_PROBLEM_. Below are entries to be transcribed exactly; exclude the pictures from the copy.

_RECORD EXTRACTS_.
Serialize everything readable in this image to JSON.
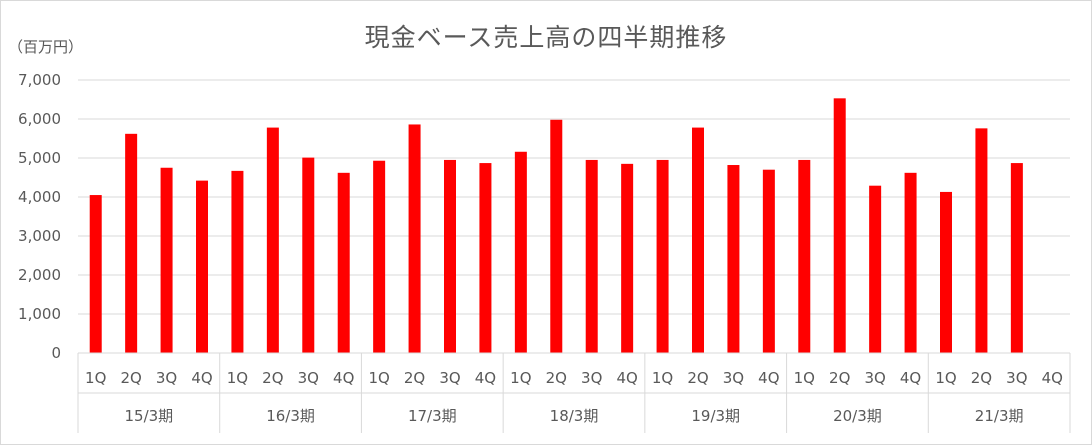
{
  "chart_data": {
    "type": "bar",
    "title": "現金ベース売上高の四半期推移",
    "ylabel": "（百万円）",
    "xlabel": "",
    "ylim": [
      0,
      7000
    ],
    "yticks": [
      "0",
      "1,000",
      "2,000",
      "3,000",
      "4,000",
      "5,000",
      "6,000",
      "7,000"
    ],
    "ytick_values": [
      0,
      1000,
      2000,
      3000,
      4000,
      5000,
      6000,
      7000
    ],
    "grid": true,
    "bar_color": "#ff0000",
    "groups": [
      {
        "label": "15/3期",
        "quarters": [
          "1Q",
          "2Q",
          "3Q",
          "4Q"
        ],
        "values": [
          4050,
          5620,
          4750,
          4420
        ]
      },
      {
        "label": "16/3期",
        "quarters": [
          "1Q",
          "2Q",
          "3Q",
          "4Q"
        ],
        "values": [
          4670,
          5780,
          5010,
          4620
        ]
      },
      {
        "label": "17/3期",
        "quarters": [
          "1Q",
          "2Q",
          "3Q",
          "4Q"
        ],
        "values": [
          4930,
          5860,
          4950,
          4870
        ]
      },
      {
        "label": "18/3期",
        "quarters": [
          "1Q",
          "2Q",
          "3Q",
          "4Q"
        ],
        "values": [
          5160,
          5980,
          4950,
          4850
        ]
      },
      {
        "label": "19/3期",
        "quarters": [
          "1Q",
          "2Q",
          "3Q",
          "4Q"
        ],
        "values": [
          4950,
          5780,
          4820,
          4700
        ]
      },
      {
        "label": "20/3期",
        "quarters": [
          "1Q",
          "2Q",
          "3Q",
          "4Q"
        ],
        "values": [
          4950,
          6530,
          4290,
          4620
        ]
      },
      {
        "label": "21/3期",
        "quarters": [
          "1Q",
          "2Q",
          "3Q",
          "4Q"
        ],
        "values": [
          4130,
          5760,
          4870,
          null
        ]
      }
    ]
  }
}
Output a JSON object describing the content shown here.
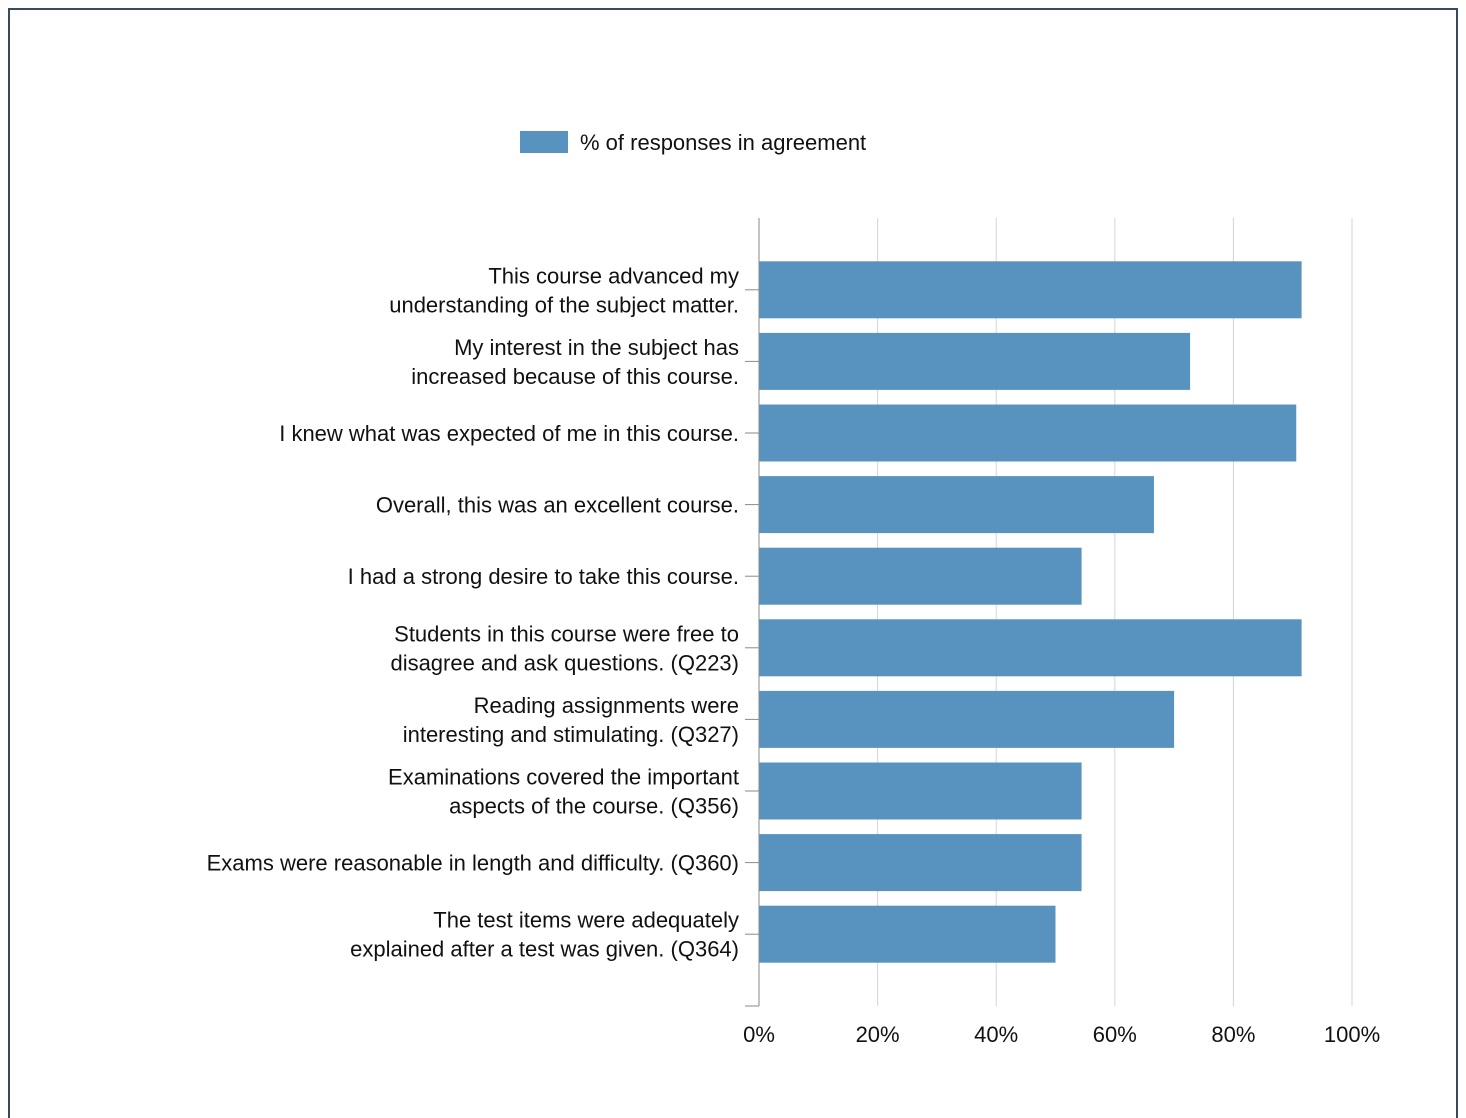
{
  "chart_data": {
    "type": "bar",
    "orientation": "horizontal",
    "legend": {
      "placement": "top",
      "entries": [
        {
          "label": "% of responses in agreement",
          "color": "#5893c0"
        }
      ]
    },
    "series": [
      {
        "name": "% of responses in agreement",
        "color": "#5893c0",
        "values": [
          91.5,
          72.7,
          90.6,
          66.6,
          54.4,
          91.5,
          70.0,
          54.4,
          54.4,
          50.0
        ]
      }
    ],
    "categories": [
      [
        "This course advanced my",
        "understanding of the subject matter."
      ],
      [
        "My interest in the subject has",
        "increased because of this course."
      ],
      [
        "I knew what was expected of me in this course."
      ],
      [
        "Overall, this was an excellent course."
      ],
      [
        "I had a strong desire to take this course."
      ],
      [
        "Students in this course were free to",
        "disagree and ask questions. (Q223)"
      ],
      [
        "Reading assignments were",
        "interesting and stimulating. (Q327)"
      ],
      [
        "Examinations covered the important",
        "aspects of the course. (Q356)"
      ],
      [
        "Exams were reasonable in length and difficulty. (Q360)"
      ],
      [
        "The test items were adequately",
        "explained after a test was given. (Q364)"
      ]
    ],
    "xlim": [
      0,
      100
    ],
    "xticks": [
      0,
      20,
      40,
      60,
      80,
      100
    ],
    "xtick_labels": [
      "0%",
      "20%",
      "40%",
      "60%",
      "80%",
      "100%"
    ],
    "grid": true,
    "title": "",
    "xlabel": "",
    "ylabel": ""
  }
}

_OUTPUT OF THE TASK_.
Serialize everything readable in this image to JSON.
{
  "chart_data": {
    "type": "bar",
    "title": "現金ベース売上高の四半期推移",
    "ylabel": "（百万円）",
    "xlabel": "",
    "ylim": [
      0,
      7000
    ],
    "yticks": [
      "0",
      "1,000",
      "2,000",
      "3,000",
      "4,000",
      "5,000",
      "6,000",
      "7,000"
    ],
    "ytick_values": [
      0,
      1000,
      2000,
      3000,
      4000,
      5000,
      6000,
      7000
    ],
    "grid": true,
    "bar_color": "#ff0000",
    "groups": [
      {
        "label": "15/3期",
        "quarters": [
          "1Q",
          "2Q",
          "3Q",
          "4Q"
        ],
        "values": [
          4050,
          5620,
          4750,
          4420
        ]
      },
      {
        "label": "16/3期",
        "quarters": [
          "1Q",
          "2Q",
          "3Q",
          "4Q"
        ],
        "values": [
          4670,
          5780,
          5010,
          4620
        ]
      },
      {
        "label": "17/3期",
        "quarters": [
          "1Q",
          "2Q",
          "3Q",
          "4Q"
        ],
        "values": [
          4930,
          5860,
          4950,
          4870
        ]
      },
      {
        "label": "18/3期",
        "quarters": [
          "1Q",
          "2Q",
          "3Q",
          "4Q"
        ],
        "values": [
          5160,
          5980,
          4950,
          4850
        ]
      },
      {
        "label": "19/3期",
        "quarters": [
          "1Q",
          "2Q",
          "3Q",
          "4Q"
        ],
        "values": [
          4950,
          5780,
          4820,
          4700
        ]
      },
      {
        "label": "20/3期",
        "quarters": [
          "1Q",
          "2Q",
          "3Q",
          "4Q"
        ],
        "values": [
          4950,
          6530,
          4290,
          4620
        ]
      },
      {
        "label": "21/3期",
        "quarters": [
          "1Q",
          "2Q",
          "3Q",
          "4Q"
        ],
        "values": [
          4130,
          5760,
          4870,
          null
        ]
      }
    ]
  }
}
Output a JSON object describing the content shown here.
{
  "chart_data": {
    "type": "bar",
    "orientation": "horizontal",
    "legend": {
      "placement": "top",
      "entries": [
        {
          "label": "% of responses in agreement",
          "color": "#5893c0"
        }
      ]
    },
    "series": [
      {
        "name": "% of responses in agreement",
        "color": "#5893c0",
        "values": [
          91.5,
          72.7,
          90.6,
          66.6,
          54.4,
          91.5,
          70.0,
          54.4,
          54.4,
          50.0
        ]
      }
    ],
    "categories": [
      [
        "This course advanced my",
        "understanding of the subject matter."
      ],
      [
        "My interest in the subject has",
        "increased because of this course."
      ],
      [
        "I knew what was expected of me in this course."
      ],
      [
        "Overall, this was an excellent course."
      ],
      [
        "I had a strong desire to take this course."
      ],
      [
        "Students in this course were free to",
        "disagree and ask questions. (Q223)"
      ],
      [
        "Reading assignments were",
        "interesting and stimulating. (Q327)"
      ],
      [
        "Examinations covered the important",
        "aspects of the course. (Q356)"
      ],
      [
        "Exams were reasonable in length and difficulty. (Q360)"
      ],
      [
        "The test items were adequately",
        "explained after a test was given. (Q364)"
      ]
    ],
    "xlim": [
      0,
      100
    ],
    "xticks": [
      0,
      20,
      40,
      60,
      80,
      100
    ],
    "xtick_labels": [
      "0%",
      "20%",
      "40%",
      "60%",
      "80%",
      "100%"
    ],
    "grid": true,
    "title": "",
    "xlabel": "",
    "ylabel": ""
  }
}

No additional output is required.